Short problem: Transcribe the entries below exactly.

Records:
Begin

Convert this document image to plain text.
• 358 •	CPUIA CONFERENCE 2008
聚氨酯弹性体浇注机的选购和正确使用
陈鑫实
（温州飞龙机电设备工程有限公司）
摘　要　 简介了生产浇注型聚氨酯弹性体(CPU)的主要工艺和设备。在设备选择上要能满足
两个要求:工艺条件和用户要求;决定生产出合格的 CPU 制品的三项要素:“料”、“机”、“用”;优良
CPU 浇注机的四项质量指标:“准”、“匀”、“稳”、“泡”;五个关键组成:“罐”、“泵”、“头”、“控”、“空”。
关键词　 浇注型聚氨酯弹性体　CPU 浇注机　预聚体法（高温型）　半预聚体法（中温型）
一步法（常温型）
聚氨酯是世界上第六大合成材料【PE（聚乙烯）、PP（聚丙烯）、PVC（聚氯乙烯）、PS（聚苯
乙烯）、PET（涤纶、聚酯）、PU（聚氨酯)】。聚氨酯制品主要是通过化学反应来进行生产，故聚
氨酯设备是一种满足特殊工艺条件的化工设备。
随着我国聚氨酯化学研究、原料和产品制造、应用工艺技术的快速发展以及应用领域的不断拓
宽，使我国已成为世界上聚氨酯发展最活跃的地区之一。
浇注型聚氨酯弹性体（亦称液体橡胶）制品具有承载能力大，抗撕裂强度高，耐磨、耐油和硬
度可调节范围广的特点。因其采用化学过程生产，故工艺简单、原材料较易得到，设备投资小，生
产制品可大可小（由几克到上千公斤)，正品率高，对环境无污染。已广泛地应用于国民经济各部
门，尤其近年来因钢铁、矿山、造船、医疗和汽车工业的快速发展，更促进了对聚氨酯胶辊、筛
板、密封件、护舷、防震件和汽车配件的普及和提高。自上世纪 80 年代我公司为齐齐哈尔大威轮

End

Written solution:
Convert this document image to plain text.
• 358 •	CPUIA CONFERENCE 2008
聚氨酯弹性体浇注机的选购和正确使用
陈鑫实
（温州飞龙机电设备工程有限公司）
摘　要　 简介了生产浇注型聚氨酯弹性体(CPU)的主要工艺和设备。在设备选择上要能满足
两个要求:工艺条件和用户要求;决定生产出合格的 CPU 制品的三项要素:“料”、“机”、“用”;优良
CPU 浇注机的四项质量指标:“准”、“匀”、“稳”、“泡”;五个关键组成:“罐”、“泵”、“头”、“控”、“空”。
关键词　 浇注型聚氨酯弹性体　CPU 浇注机　预聚体法（高温型）　半预聚体法（中温型）
一步法（常温型）
聚氨酯是世界上第六大合成材料【PE（聚乙烯）、PP（聚丙烯）、PVC（聚氯乙烯）、PS（聚苯
乙烯）、PET（涤纶、聚酯）、PU（聚氨酯)】。聚氨酯制品主要是通过化学反应来进行生产，故聚
氨酯设备是一种满足特殊工艺条件的化工设备。
随着我国聚氨酯化学研究、原料和产品制造、应用工艺技术的快速发展以及应用领域的不断拓
宽，使我国已成为世界上聚氨酯发展最活跃的地区之一。
浇注型聚氨酯弹性体（亦称液体橡胶）制品具有承载能力大，抗撕裂强度高，耐磨、耐油和硬
度可调节范围广的特点。因其采用化学过程生产，故工艺简单、原材料较易得到，设备投资小，生
产制品可大可小（由几克到上千公斤)，正品率高，对环境无污染。已广泛地应用于国民经济各部
门，尤其近年来因钢铁、矿山、造船、医疗和汽车工业的快速发展，更促进了对聚氨酯胶辊、筛
板、密封件、护舷、防震件和汽车配件的普及和提高。自上世纪 80 年代我公司为齐齐哈尔大威轮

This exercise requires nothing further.